━━━━━ STORED RECORDS ━━━━━

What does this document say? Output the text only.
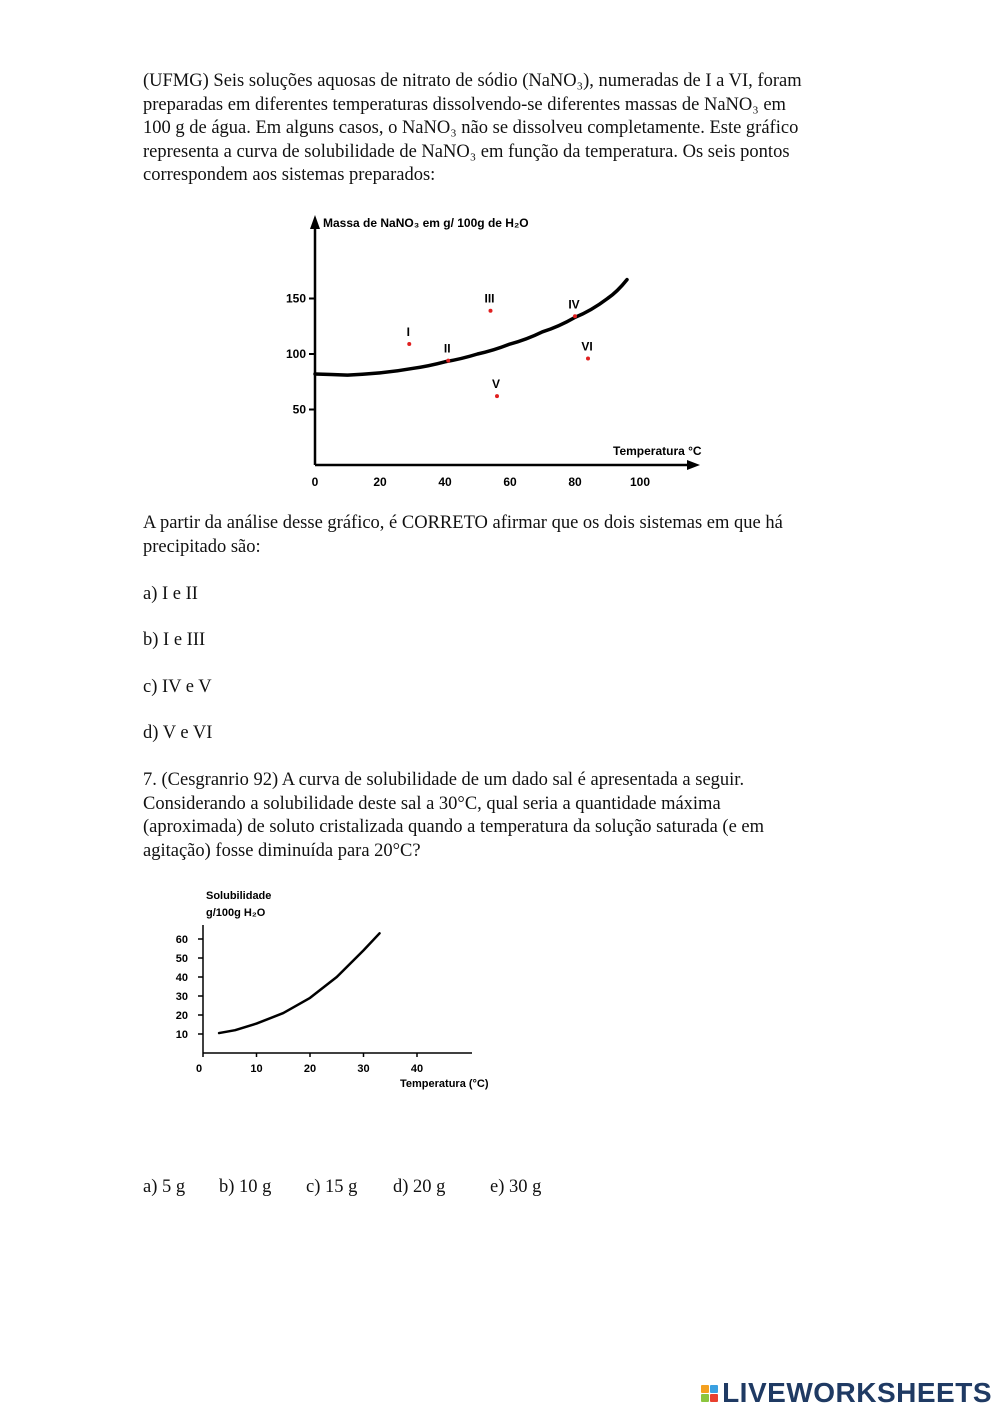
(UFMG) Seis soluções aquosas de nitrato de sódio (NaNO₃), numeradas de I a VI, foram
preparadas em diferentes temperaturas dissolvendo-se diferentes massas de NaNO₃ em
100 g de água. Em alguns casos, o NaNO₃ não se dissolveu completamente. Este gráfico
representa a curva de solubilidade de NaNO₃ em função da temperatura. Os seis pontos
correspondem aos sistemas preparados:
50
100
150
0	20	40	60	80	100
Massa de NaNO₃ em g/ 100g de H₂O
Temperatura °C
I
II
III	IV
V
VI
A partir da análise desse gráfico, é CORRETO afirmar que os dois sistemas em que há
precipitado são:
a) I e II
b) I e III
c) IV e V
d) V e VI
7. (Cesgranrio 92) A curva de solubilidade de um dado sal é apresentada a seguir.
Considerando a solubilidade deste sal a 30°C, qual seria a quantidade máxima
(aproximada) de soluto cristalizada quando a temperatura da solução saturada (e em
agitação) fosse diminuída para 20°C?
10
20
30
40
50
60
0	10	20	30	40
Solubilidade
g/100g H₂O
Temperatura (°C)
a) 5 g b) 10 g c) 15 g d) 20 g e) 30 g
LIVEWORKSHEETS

━━━━━
━━━━━ STORED RECORDS ━━━━━

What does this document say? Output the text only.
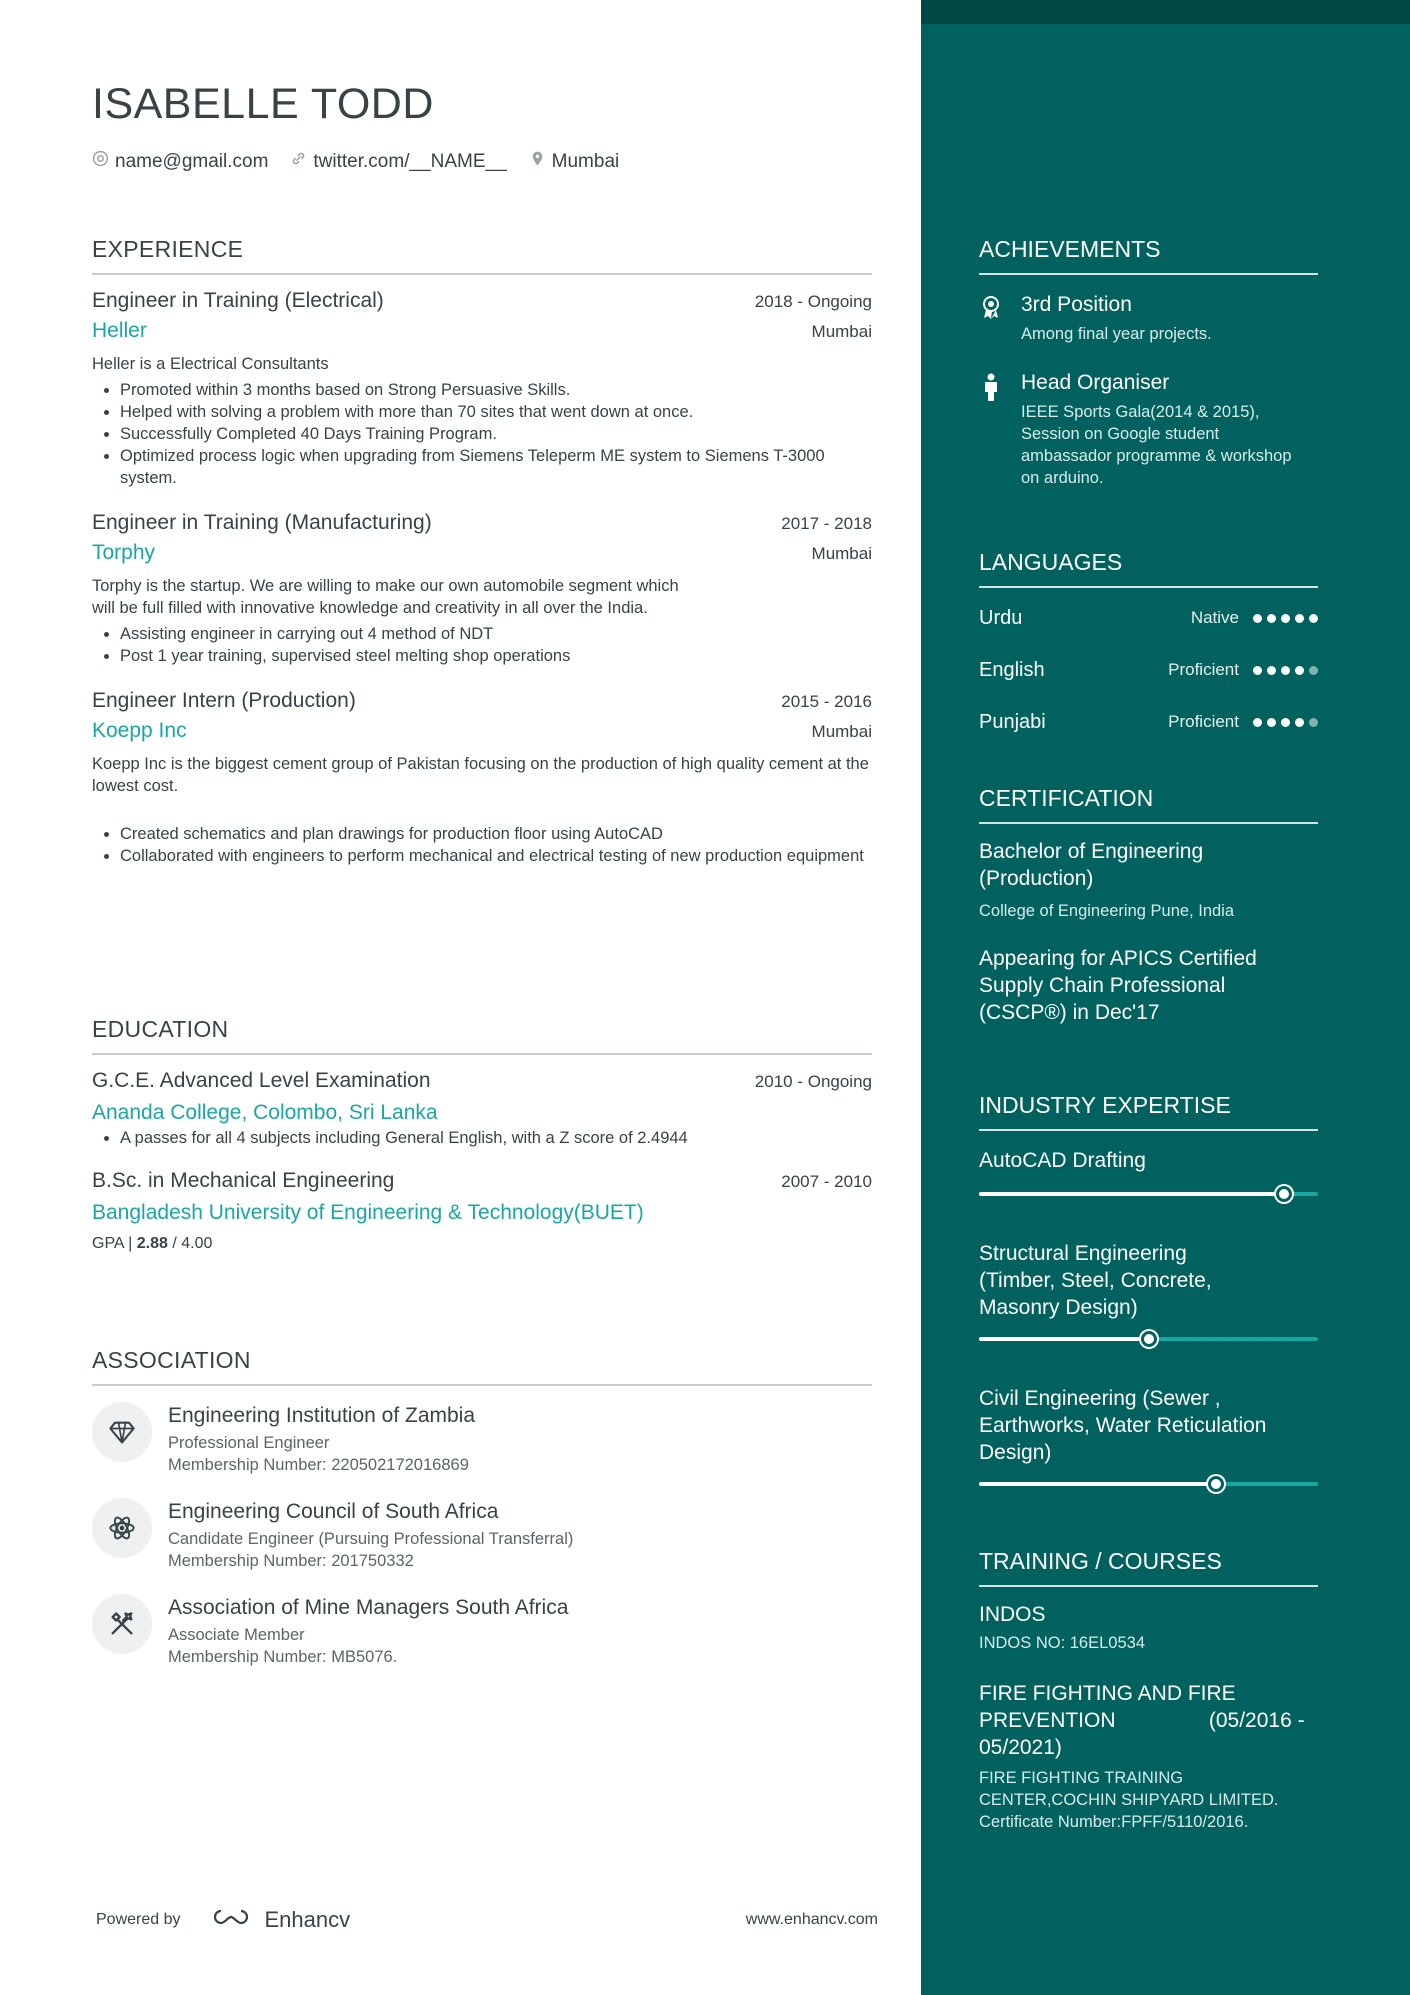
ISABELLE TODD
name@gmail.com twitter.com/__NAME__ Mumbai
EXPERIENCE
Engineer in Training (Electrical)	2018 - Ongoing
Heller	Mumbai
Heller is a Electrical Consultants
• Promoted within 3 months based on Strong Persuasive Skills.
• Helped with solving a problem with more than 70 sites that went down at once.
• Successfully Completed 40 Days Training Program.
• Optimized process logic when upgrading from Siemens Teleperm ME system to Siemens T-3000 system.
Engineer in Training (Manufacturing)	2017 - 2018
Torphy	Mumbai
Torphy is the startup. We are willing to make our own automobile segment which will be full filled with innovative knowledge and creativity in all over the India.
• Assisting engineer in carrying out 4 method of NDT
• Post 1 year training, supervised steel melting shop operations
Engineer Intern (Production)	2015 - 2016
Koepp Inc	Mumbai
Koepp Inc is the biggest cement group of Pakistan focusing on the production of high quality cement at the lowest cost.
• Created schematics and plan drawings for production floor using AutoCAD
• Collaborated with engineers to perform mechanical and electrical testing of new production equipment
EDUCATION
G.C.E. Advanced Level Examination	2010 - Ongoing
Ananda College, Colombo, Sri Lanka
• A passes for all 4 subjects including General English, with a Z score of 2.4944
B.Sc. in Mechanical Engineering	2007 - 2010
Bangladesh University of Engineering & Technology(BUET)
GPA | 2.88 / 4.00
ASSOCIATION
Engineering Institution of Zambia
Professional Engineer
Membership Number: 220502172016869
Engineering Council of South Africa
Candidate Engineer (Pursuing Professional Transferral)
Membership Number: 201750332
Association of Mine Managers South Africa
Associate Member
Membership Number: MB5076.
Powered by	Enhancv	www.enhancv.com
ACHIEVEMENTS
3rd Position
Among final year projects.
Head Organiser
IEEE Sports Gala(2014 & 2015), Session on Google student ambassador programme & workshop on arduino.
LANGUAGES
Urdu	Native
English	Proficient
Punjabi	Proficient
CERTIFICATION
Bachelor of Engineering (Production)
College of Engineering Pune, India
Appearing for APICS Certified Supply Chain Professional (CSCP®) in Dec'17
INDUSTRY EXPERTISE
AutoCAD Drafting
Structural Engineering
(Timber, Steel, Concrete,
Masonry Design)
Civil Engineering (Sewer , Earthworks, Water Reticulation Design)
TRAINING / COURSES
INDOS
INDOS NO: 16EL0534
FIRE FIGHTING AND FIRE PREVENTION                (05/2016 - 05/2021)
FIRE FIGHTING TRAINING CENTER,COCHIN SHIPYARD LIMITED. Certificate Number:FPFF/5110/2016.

━━━━━

Copy every line of the records above that holds the word "India".

Torphy is the startup. We are willing to make our own automobile segment which will be full filled with innovative knowledge and creativity in all over the India.
College of Engineering Pune, India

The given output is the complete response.